[Task statement]: Scan the lines below; pull out those with "cards".

== Recorded information

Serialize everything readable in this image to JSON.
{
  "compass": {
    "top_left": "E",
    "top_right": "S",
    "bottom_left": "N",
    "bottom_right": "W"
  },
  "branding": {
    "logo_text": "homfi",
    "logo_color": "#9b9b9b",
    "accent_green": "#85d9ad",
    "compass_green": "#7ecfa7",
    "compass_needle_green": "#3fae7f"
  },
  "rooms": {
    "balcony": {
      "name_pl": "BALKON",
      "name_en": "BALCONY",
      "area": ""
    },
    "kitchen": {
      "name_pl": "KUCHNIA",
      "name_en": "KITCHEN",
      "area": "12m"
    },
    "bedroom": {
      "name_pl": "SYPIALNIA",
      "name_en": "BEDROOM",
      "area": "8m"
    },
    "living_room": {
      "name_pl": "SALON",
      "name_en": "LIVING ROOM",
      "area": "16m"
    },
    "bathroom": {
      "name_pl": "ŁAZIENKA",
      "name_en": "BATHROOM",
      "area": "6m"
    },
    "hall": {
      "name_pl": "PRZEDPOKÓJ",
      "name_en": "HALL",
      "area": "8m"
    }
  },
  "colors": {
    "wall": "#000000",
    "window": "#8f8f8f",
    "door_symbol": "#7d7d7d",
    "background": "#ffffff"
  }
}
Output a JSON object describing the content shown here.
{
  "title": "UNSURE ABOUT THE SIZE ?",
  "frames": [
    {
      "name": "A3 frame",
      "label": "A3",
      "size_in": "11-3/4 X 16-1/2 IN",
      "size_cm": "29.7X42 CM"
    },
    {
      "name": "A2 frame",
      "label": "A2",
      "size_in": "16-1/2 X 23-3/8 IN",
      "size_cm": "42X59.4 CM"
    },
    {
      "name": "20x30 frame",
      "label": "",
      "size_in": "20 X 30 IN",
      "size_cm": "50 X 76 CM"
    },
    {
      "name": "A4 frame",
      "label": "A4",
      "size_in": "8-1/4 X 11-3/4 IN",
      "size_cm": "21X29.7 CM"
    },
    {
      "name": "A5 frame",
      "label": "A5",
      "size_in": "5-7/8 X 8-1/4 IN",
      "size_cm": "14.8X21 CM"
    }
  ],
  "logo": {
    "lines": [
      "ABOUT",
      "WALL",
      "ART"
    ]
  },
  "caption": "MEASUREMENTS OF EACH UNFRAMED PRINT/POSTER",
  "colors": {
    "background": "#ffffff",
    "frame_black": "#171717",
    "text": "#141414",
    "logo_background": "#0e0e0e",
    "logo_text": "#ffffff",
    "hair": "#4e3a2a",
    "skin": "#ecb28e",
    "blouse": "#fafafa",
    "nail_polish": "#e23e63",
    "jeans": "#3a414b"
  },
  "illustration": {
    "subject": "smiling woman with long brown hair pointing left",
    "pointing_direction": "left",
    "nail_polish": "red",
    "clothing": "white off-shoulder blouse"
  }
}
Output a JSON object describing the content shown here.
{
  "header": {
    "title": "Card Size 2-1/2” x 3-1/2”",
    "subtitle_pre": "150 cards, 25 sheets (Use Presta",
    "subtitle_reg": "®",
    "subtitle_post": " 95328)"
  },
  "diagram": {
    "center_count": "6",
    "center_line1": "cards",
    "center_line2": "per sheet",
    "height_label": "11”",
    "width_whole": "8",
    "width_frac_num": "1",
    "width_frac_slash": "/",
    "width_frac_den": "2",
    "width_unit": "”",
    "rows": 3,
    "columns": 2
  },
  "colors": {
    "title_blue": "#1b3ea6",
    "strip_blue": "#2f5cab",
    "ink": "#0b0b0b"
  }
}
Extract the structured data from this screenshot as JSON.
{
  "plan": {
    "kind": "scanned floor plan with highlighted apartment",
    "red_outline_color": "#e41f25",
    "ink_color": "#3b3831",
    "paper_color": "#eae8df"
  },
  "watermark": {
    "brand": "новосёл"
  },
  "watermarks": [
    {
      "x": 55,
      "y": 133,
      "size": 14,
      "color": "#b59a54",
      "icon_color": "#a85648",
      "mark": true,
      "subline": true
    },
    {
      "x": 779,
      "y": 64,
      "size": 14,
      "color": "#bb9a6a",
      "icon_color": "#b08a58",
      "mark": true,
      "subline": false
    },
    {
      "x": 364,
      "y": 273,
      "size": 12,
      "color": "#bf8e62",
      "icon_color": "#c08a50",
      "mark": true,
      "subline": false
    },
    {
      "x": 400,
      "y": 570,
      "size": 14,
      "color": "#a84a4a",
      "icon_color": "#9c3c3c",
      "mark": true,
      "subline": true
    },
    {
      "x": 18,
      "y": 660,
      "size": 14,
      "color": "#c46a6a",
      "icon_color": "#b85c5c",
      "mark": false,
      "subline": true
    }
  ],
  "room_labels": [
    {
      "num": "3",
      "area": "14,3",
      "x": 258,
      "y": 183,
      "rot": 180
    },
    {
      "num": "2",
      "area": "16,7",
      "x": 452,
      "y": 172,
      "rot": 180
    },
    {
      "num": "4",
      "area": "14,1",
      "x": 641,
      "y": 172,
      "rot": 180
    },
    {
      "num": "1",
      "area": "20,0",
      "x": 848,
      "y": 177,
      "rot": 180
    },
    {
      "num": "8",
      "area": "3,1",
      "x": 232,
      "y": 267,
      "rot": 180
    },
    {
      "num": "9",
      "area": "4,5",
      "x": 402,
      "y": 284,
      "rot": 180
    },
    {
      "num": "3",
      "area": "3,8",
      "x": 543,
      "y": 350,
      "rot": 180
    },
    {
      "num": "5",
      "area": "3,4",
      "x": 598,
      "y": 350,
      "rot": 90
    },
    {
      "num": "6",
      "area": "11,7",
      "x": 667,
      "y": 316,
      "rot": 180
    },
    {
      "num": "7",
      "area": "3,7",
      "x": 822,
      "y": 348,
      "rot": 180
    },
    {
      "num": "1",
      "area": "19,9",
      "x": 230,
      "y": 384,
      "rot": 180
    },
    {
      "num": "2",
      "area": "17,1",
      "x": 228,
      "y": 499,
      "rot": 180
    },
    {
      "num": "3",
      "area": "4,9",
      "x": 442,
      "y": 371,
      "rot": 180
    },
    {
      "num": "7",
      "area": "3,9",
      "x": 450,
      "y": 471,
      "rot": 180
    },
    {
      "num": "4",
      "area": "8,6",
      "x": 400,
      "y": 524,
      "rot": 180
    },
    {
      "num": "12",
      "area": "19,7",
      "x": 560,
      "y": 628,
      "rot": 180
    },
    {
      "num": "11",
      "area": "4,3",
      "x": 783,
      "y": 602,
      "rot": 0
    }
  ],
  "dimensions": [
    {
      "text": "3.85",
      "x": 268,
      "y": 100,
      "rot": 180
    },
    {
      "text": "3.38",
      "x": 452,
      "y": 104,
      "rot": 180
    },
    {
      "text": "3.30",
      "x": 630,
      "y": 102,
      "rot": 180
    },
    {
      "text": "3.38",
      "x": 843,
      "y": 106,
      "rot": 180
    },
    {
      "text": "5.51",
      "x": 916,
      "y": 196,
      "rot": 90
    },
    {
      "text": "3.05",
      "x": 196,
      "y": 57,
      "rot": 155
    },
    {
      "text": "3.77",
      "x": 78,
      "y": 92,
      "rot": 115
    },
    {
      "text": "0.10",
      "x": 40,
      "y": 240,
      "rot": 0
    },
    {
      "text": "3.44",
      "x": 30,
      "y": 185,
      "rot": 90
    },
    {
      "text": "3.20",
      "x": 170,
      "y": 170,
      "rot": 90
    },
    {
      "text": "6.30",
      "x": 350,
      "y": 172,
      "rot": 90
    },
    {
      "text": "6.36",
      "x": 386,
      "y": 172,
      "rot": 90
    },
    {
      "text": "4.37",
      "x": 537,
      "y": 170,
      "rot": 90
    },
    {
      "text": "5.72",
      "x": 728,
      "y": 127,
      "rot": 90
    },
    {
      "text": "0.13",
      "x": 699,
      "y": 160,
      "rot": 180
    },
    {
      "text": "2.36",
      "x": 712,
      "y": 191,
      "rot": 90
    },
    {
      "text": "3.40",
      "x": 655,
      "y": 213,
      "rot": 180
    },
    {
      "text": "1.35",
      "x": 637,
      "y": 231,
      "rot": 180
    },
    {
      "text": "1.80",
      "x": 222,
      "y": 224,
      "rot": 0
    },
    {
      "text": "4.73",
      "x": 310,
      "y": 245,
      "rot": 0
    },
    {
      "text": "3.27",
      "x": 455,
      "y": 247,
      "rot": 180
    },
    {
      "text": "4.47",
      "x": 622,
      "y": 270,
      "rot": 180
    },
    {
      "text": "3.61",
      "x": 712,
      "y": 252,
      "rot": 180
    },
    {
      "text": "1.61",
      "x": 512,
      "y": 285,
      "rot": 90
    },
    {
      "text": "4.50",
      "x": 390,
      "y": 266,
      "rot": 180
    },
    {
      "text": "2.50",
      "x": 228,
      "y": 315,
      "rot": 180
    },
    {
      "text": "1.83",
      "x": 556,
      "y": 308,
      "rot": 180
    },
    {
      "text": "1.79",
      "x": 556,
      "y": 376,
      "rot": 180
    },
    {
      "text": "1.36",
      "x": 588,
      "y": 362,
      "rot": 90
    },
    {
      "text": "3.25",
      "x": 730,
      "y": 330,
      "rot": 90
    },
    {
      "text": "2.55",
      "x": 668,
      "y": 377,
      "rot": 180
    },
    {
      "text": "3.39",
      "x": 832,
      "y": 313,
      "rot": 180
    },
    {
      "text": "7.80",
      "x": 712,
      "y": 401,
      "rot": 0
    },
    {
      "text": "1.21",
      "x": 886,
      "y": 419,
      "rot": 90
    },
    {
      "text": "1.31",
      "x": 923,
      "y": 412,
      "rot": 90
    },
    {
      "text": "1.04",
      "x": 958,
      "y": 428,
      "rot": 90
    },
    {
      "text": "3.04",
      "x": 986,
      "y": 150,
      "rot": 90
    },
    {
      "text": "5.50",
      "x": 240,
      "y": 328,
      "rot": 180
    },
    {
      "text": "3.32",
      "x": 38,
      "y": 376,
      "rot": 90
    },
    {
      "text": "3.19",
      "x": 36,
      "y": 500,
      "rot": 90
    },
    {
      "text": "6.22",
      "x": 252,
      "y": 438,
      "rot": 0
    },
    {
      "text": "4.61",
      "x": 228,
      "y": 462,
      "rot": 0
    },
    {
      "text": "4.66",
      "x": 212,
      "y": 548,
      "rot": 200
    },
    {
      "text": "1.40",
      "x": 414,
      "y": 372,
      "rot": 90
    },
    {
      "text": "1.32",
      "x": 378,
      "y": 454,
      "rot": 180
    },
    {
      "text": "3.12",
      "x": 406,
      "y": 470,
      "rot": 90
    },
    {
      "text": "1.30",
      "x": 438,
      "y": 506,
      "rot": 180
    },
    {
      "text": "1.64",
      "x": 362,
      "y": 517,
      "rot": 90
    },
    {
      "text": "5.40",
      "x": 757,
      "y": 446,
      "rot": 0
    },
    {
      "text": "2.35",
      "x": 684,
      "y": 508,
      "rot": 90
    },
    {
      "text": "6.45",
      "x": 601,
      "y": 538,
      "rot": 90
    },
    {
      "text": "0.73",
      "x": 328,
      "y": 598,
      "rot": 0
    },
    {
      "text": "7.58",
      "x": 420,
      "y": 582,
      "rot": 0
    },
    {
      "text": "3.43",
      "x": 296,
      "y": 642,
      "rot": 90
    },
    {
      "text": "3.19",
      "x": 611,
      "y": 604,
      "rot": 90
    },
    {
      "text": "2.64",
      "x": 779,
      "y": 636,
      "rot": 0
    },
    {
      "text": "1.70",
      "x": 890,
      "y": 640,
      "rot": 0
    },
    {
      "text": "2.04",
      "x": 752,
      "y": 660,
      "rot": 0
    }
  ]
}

====

[Output for this task]:
    "subtitle_pre": "150 cards, 25 sheets (Use Presta",
    "center_line1": "cards",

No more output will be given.